◆ DATASET EXCERPTS:
* * *

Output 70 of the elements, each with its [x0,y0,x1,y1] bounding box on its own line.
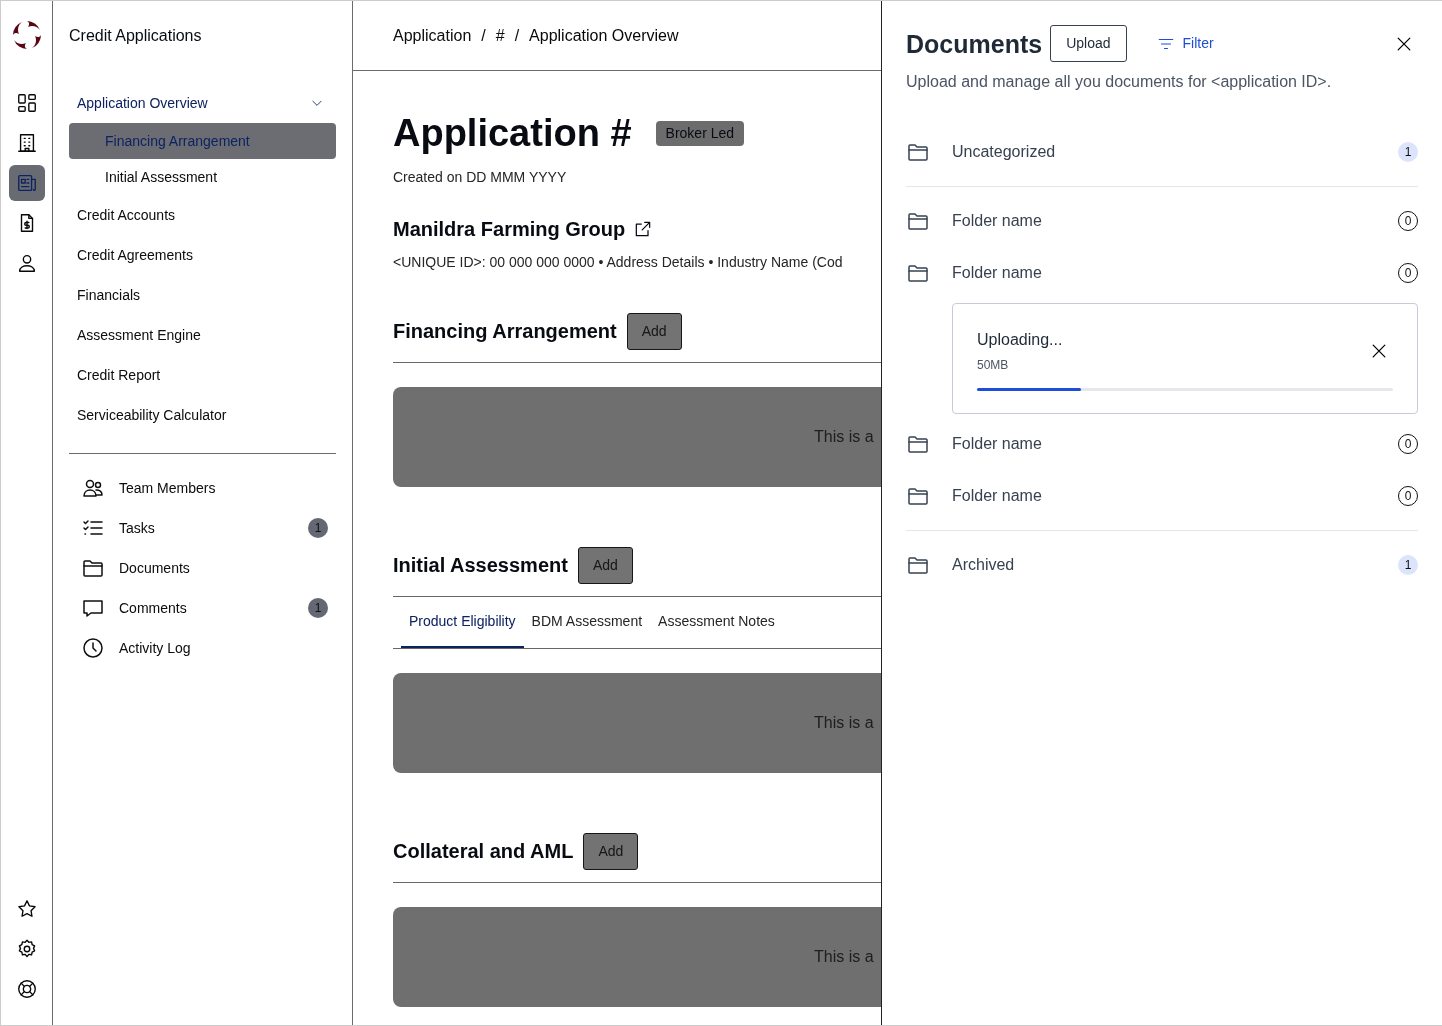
folder-name: Folder name [952,263,1042,283]
tool-item[interactable]: Team Members [69,468,336,508]
breadcrumb-separator: / [514,25,520,46]
folder-name: Folder name [952,486,1042,506]
upload-status: Uploading... [977,330,1063,350]
tool-item[interactable]: Comments 1 [69,588,336,628]
tool-label: Activity Log [119,638,191,658]
tool-item[interactable]: Documents [69,548,336,588]
clock-icon [81,636,105,660]
tool-label: Team Members [119,478,216,498]
tool-label: Documents [119,558,190,578]
created-date: Created on DD MMM YYYY [393,167,568,187]
folder-name: Folder name [952,211,1042,231]
nav-item[interactable]: Application Overview [53,83,352,123]
count-badge: 1 [308,598,328,618]
nav-subitem[interactable]: Initial Assessment [69,159,336,195]
placeholder-text: This is a [814,946,874,967]
building-icon [15,132,38,154]
folder-name: Folder name [952,434,1042,454]
tool-item[interactable]: Activity Log [69,628,336,668]
breadcrumb-separator: / [481,25,486,46]
tool-label: Comments [119,598,187,618]
status-tag: Broker Led [655,121,745,147]
drawer-title: Documents [906,28,1043,59]
newspaper-icon [15,172,38,194]
company-details: <UNIQUE ID>: 00 000 000 0000 • Address Details • Industry Name (Cod [393,252,844,272]
nav-item[interactable]: Credit Report [53,355,352,395]
placeholder-text: This is a [814,426,874,447]
lifebuoy-icon [15,978,38,1000]
add-button[interactable]: Add [577,546,633,584]
nav-item[interactable]: Serviceability Calculator [53,395,352,435]
folder-row[interactable]: Uncategorized 1 [906,126,1418,178]
placeholder-text: This is a [814,712,874,733]
folder-row[interactable]: Folder name 0 [906,247,1418,299]
breadcrumb-link[interactable]: Application Overview [529,23,679,48]
tab[interactable]: BDM Assessment [523,596,651,648]
section-title: Initial Assessment [393,553,568,578]
breadcrumb-link[interactable]: # [495,23,505,48]
page-title: Application # [393,111,632,156]
filter-button[interactable]: Filter [1150,32,1220,55]
upload-button[interactable]: Upload [1050,25,1127,62]
add-button[interactable]: Add [583,832,639,870]
folder-row[interactable]: Folder name 0 [906,418,1418,470]
count-badge: 1 [308,518,328,538]
count-badge: 1 [1398,142,1418,162]
nav-item[interactable]: Credit Accounts [53,195,352,235]
app-title: Credit Applications [68,26,203,46]
rail-button[interactable] [8,165,45,201]
file-size: 50MB [977,357,1010,374]
tool-item[interactable]: Tasks 1 [69,508,336,548]
count-badge: 1 [1398,555,1418,575]
tab[interactable]: Assessment Notes [650,596,783,648]
folder-row[interactable]: Archived 1 [906,539,1418,591]
add-button[interactable]: Add [626,312,682,350]
nav-item[interactable]: Assessment Engine [53,315,352,355]
folder-row[interactable]: Folder name 0 [906,470,1418,522]
folder-name: Archived [952,555,1015,575]
tab[interactable]: Product Eligibility [401,596,524,648]
section-title: Collateral and AML [393,839,574,864]
tool-label: Tasks [119,518,155,538]
drawer-description: Upload and manage all you documents for <application ID>. [906,72,1333,92]
folder-row[interactable]: Folder name 0 [906,195,1418,247]
nav-item[interactable]: Financials [53,275,352,315]
star-icon [15,898,38,920]
folder-name: Uncategorized [952,142,1056,162]
breadcrumb-link[interactable]: Application [393,23,472,48]
section-title: Financing Arrangement [393,319,617,344]
company-name: Manildra Farming Group [393,216,626,242]
grid-icon [15,92,38,114]
nav-item[interactable]: Credit Agreements [53,235,352,275]
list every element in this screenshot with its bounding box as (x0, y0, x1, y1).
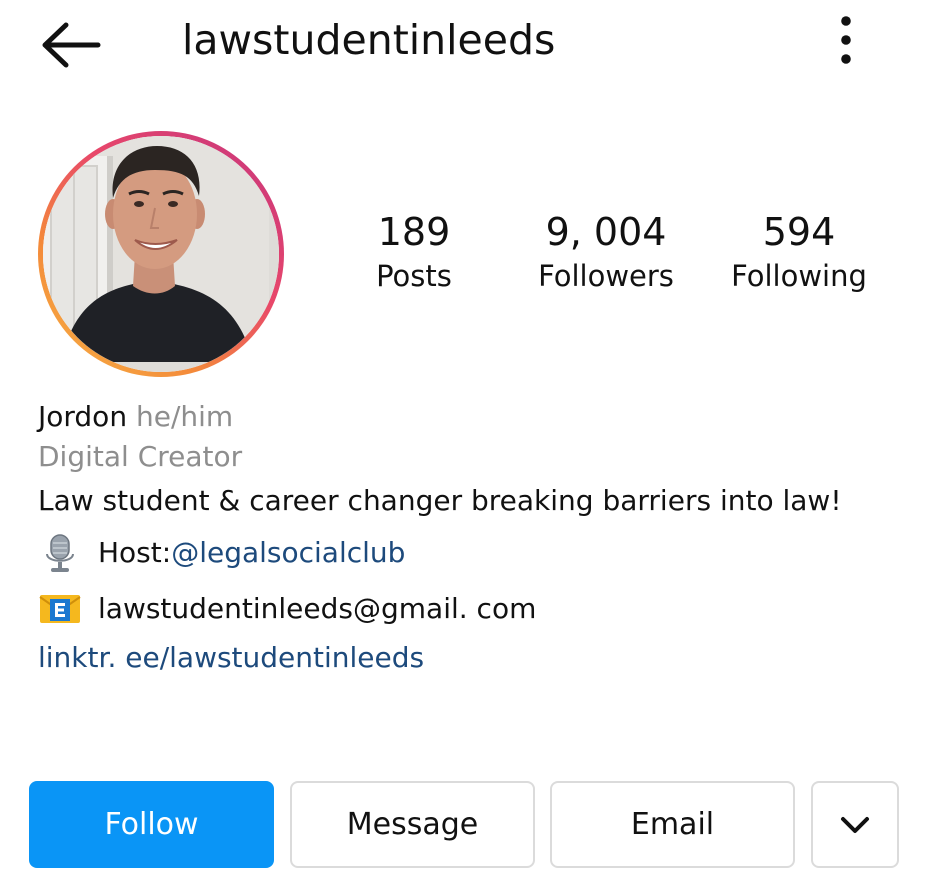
message-button[interactable]: Message (290, 781, 535, 868)
profile-photo (43, 136, 269, 362)
posts-label: Posts (376, 259, 452, 293)
following-value: 594 (762, 210, 836, 254)
suggested-accounts-button[interactable] (811, 781, 899, 868)
following-count[interactable]: 594 Following (716, 208, 882, 296)
avatar[interactable] (43, 136, 279, 372)
microphone-icon (38, 533, 82, 573)
back-button[interactable] (40, 20, 102, 70)
profile-bio: Jordon he/him Digital Creator Law studen… (38, 397, 898, 679)
pronouns: he/him (135, 400, 234, 433)
followers-value: 9, 004 (545, 210, 667, 254)
category-label: Digital Creator (38, 440, 243, 473)
followers-label: Followers (538, 259, 674, 293)
host-mention-link[interactable]: @legalsocialclub (171, 525, 405, 581)
name-line: Jordon he/him (38, 397, 898, 437)
host-line: Host: @legalsocialclub (38, 525, 898, 581)
vertical-dots-icon (841, 16, 851, 64)
host-prefix: Host: (98, 536, 172, 569)
posts-value: 189 (377, 210, 451, 254)
arrow-left-icon (42, 22, 101, 68)
email-button[interactable]: Email (550, 781, 795, 868)
story-ring[interactable] (38, 131, 284, 377)
e-mail-icon (38, 589, 82, 629)
bio-text: Law student & career changer breaking ba… (38, 484, 842, 517)
followers-count[interactable]: 9, 004 Followers (518, 208, 694, 296)
follow-button[interactable]: Follow (29, 781, 274, 868)
display-name: Jordon (38, 400, 128, 433)
chevron-down-icon (841, 816, 869, 833)
bio-link[interactable]: linktr. ee/lawstudentinleeds (38, 637, 898, 679)
more-options-button[interactable] (826, 14, 866, 68)
profile-username: lawstudentinleeds (182, 16, 556, 64)
email-text: lawstudentinleeds@gmail. com (98, 592, 537, 625)
email-line: lawstudentinleeds@gmail. com (38, 581, 898, 637)
posts-count[interactable]: 189 Posts (352, 208, 476, 296)
following-label: Following (731, 259, 867, 293)
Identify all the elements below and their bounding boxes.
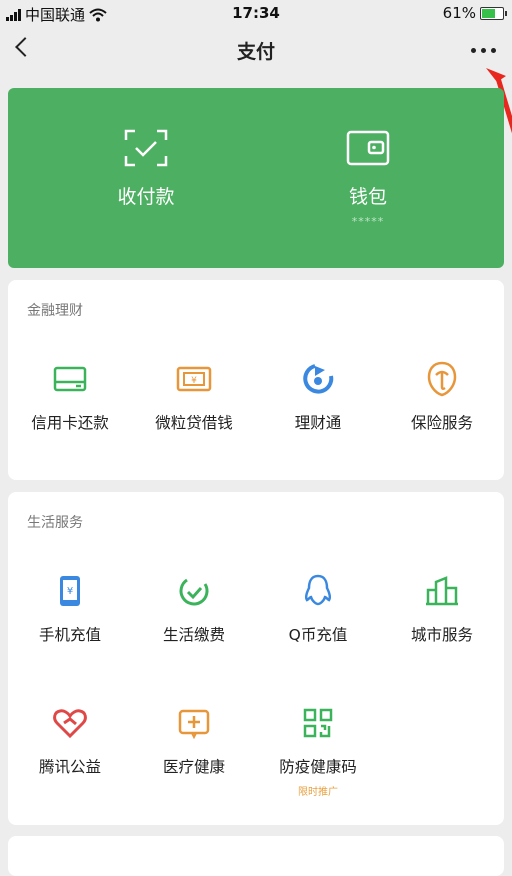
- grid-item-qq-coin[interactable]: Q币充值: [256, 574, 380, 645]
- grid-label: 医疗健康: [162, 758, 225, 776]
- grid-item-insurance[interactable]: 保险服务: [380, 361, 504, 433]
- grid-item-health-code[interactable]: 防疫健康码 限时推广: [256, 706, 380, 798]
- svg-text:¥: ¥: [67, 586, 73, 597]
- grid-item-loan[interactable]: ¥ 微粒贷借钱: [132, 362, 256, 433]
- wallet-label: 钱包: [348, 186, 387, 208]
- insurance-icon: [380, 361, 504, 397]
- life-services-section: 生活服务 ¥ 手机充值 生活缴费 Q币充值 城市服务 腾讯公益 医疗健康 防疫健…: [8, 492, 504, 825]
- grid-label: 防疫健康码: [279, 758, 357, 776]
- grid-item-credit-card[interactable]: 信用卡还款: [8, 362, 132, 433]
- charity-icon: [8, 706, 132, 740]
- finance-section-title: 金融理财: [27, 303, 83, 319]
- life-section-title: 生活服务: [27, 515, 83, 531]
- qq-coin-icon: [256, 574, 380, 608]
- grid-item-charity[interactable]: 腾讯公益: [8, 706, 132, 777]
- phone-topup-icon: ¥: [8, 574, 132, 608]
- grid-label: 生活缴费: [162, 626, 225, 644]
- medical-icon: [132, 706, 256, 740]
- grid-label: 微粒贷借钱: [155, 414, 233, 432]
- receive-payment-label: 收付款: [117, 186, 175, 208]
- status-bar: 中国联通 17:34 61%: [0, 0, 512, 28]
- health-code-icon: [256, 706, 380, 740]
- status-time: 17:34: [232, 4, 280, 22]
- grid-item-medical[interactable]: 医疗健康: [132, 706, 256, 777]
- grid-label: 保险服务: [410, 414, 473, 432]
- wealth-icon: [256, 362, 380, 396]
- promo-badge: 限时推广: [298, 787, 338, 798]
- more-options-icon[interactable]: [471, 48, 496, 53]
- credit-card-icon: [8, 362, 132, 396]
- grid-label: 城市服务: [410, 626, 473, 644]
- wallet-card: 收付款 钱包 *****: [8, 88, 504, 268]
- wallet-balance-hidden: *****: [351, 215, 385, 228]
- receive-payment-button[interactable]: 收付款: [76, 126, 216, 209]
- grid-item-phone-topup[interactable]: ¥ 手机充值: [8, 574, 132, 645]
- wallet-button[interactable]: 钱包 *****: [298, 126, 438, 228]
- grid-item-city-service[interactable]: 城市服务: [380, 574, 504, 645]
- grid-label: Q币充值: [288, 626, 348, 644]
- battery-icon: [480, 6, 507, 20]
- grid-label: 理财通: [294, 414, 342, 432]
- status-right: 61%: [442, 4, 507, 22]
- grid-item-wealth[interactable]: 理财通: [256, 362, 380, 433]
- city-service-icon: [380, 574, 504, 608]
- grid-label: 信用卡还款: [31, 414, 109, 432]
- grid-label: 手机充值: [38, 626, 101, 644]
- finance-section: 金融理财 信用卡还款 ¥ 微粒贷借钱 理财通 保险服务: [8, 280, 504, 480]
- utility-payment-icon: [132, 574, 256, 608]
- grid-item-utility[interactable]: 生活缴费: [132, 574, 256, 645]
- loan-icon: ¥: [132, 362, 256, 396]
- page-title: 支付: [236, 41, 275, 63]
- nav-bar: 支付: [0, 28, 512, 74]
- scan-check-icon: [76, 126, 216, 170]
- next-section-card: [8, 836, 504, 876]
- svg-text:¥: ¥: [191, 376, 197, 386]
- battery-percent: 61%: [442, 4, 476, 22]
- wallet-icon: [298, 126, 438, 170]
- grid-label: 腾讯公益: [38, 758, 101, 776]
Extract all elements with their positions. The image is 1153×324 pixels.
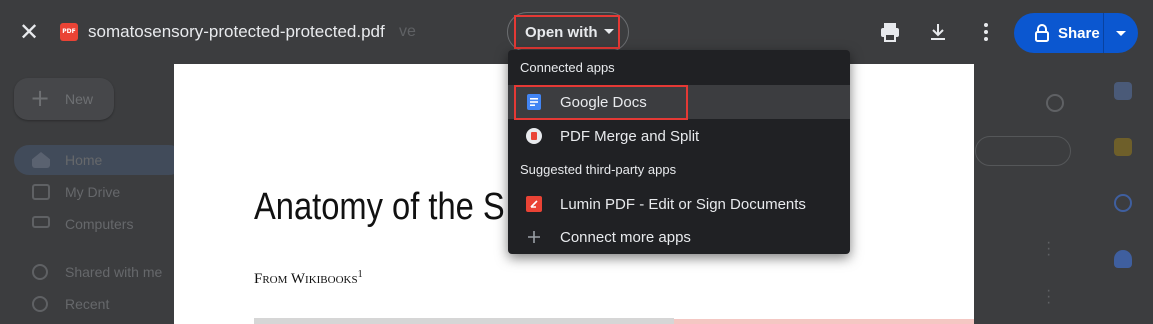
menu-item-google-docs[interactable]: Google Docs — [508, 85, 850, 119]
drive-icon — [32, 184, 50, 200]
open-with-label: Open with — [525, 24, 598, 41]
new-button: + New — [14, 78, 114, 120]
plus-icon: + — [30, 84, 51, 112]
view-toggle — [975, 136, 1071, 166]
more-vert-icon[interactable] — [974, 20, 998, 44]
info-icon — [1046, 94, 1064, 112]
lock-icon — [1035, 24, 1049, 42]
contacts-icon — [1114, 250, 1132, 268]
sidebar-item-label: Home — [65, 152, 103, 168]
menu-item-label: PDF Merge and Split — [560, 128, 700, 145]
menu-item-label: Google Docs — [560, 94, 647, 111]
google-docs-icon — [527, 94, 541, 110]
people-icon — [32, 264, 48, 280]
sidebar-item-label: Shared with me — [65, 264, 163, 280]
download-icon[interactable] — [926, 20, 950, 44]
close-icon[interactable]: ✕ — [17, 20, 41, 44]
share-divider — [1103, 13, 1104, 53]
open-with-menu: Connected apps Google Docs PDF Merge and… — [508, 50, 850, 254]
highlighted-text — [674, 319, 974, 324]
clock-icon — [32, 296, 48, 312]
print-icon[interactable] — [878, 20, 902, 44]
plus-icon — [528, 231, 540, 243]
more-vert-icon: · · · — [1046, 234, 1052, 263]
menu-item-lumin-pdf[interactable]: Lumin PDF - Edit or Sign Documents — [508, 187, 850, 221]
menu-item-label: Connect more apps — [560, 229, 691, 246]
footnote-mark: 1 — [357, 269, 363, 280]
file-name: somatosensory-protected-protected.pdf — [88, 22, 385, 41]
sidebar-item-label: Recent — [65, 296, 110, 312]
pdf-merge-split-icon — [526, 128, 542, 144]
open-with-button[interactable]: Open with — [507, 12, 629, 52]
text-line — [254, 318, 674, 324]
share-options-chevron-icon[interactable] — [1116, 31, 1126, 36]
suggested-apps-heading: Suggested third-party apps — [520, 162, 677, 177]
calendar-icon — [1114, 82, 1132, 100]
menu-item-connect-more-apps[interactable]: Connect more apps — [508, 220, 850, 254]
menu-item-label: Lumin PDF - Edit or Sign Documents — [560, 196, 806, 213]
computer-icon — [32, 216, 50, 228]
chevron-down-icon — [604, 29, 614, 34]
sidebar-item-label: My Drive — [65, 184, 121, 200]
connected-apps-heading: Connected apps — [520, 60, 615, 75]
pdf-file-icon: PDF — [60, 23, 78, 41]
tasks-icon — [1114, 194, 1132, 212]
new-button-label: New — [65, 91, 94, 107]
sidebar-item-label: Computers — [65, 216, 134, 232]
more-vert-icon: · · · — [1046, 282, 1052, 311]
share-label: Share — [1058, 25, 1100, 42]
background-text: ve — [399, 23, 416, 40]
document-source: From Wikibooks1 — [254, 269, 363, 288]
lumin-pdf-icon — [526, 196, 542, 212]
menu-item-pdf-merge-split[interactable]: PDF Merge and Split — [508, 119, 850, 153]
share-button[interactable]: Share — [1014, 13, 1138, 53]
source-text: From Wikibooks — [254, 271, 358, 287]
keep-icon — [1114, 138, 1132, 156]
document-title-start: Anatomy of the S — [254, 186, 505, 228]
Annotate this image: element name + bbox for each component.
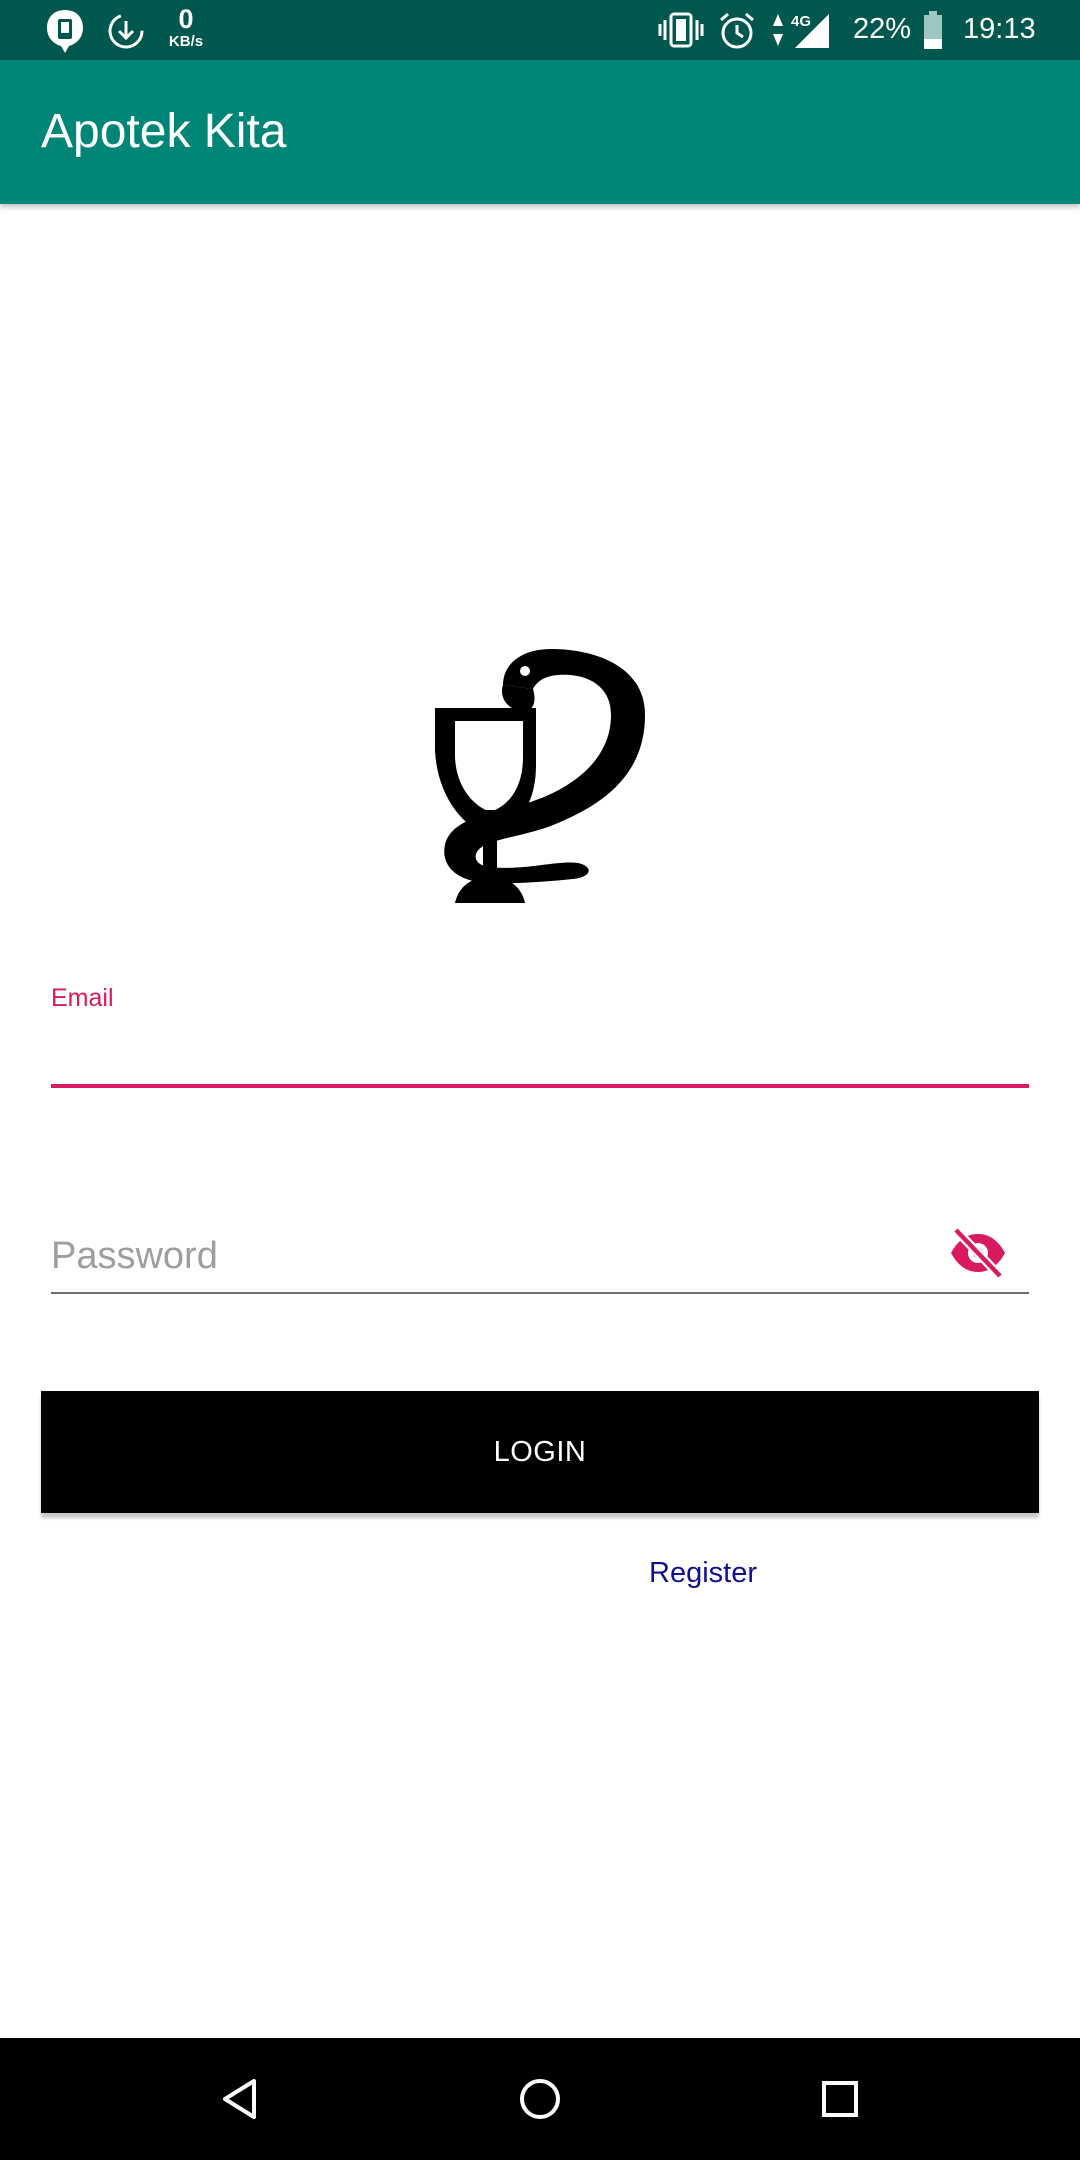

* * *

◆ STATED EXERCISE: Copy the records from the line holding "- grid-item-qq-coin[interactable]: Q币充值: [256, 574, 380, 645]" through the line holding "- wallet-card: 收付款", inclusive, changing "grid-label" to "tile-label" and leaving everything else as it is.

◆ THE COMPLETED TASK:
- grid-item-qq-coin[interactable]: Q币充值: [256, 574, 380, 645]
- tile-label: 医疗健康: [162, 758, 225, 776]
- grid-item-insurance[interactable]: 保险服务: [380, 361, 504, 433]
- grid-item-health-code[interactable]: 防疫健康码 限时推广: [256, 706, 380, 798]
- svg-text:¥: ¥: [67, 586, 73, 597]
- grid-item-loan[interactable]: ¥ 微粒贷借钱: [132, 362, 256, 433]
- wallet-label: 钱包: [348, 186, 387, 208]
- insurance-icon: [380, 361, 504, 397]
- life-services-section: 生活服务 ¥ 手机充值 生活缴费 Q币充值 城市服务 腾讯公益 医疗健康 防疫健…: [8, 492, 504, 825]
- tile-label: 防疫健康码: [279, 758, 357, 776]
- grid-item-credit-card[interactable]: 信用卡还款: [8, 362, 132, 433]
- charity-icon: [8, 706, 132, 740]
- finance-section-title: 金融理财: [27, 303, 83, 319]
- life-section-title: 生活服务: [27, 515, 83, 531]
- qq-coin-icon: [256, 574, 380, 608]
- grid-item-charity[interactable]: 腾讯公益: [8, 706, 132, 777]
- phone-topup-icon: ¥: [8, 574, 132, 608]
- tile-label: 生活缴费: [162, 626, 225, 644]
- medical-icon: [132, 706, 256, 740]
- tile-label: 微粒贷借钱: [155, 414, 233, 432]
- receive-payment-label: 收付款: [117, 186, 175, 208]
- status-bar: 中国联通 17:34 61%: [0, 0, 512, 28]
- health-code-icon: [256, 706, 380, 740]
- status-time: 17:34: [232, 4, 280, 22]
- grid-item-medical[interactable]: 医疗健康: [132, 706, 256, 777]
- tile-label: 保险服务: [410, 414, 473, 432]
- wealth-icon: [256, 362, 380, 396]
- promo-badge: 限时推广: [298, 787, 338, 798]
- more-options-icon[interactable]: [471, 48, 496, 53]
- credit-card-icon: [8, 362, 132, 396]
- tile-label: 城市服务: [410, 626, 473, 644]
- wallet-card: 收付款 钱包 *****: [8, 88, 504, 268]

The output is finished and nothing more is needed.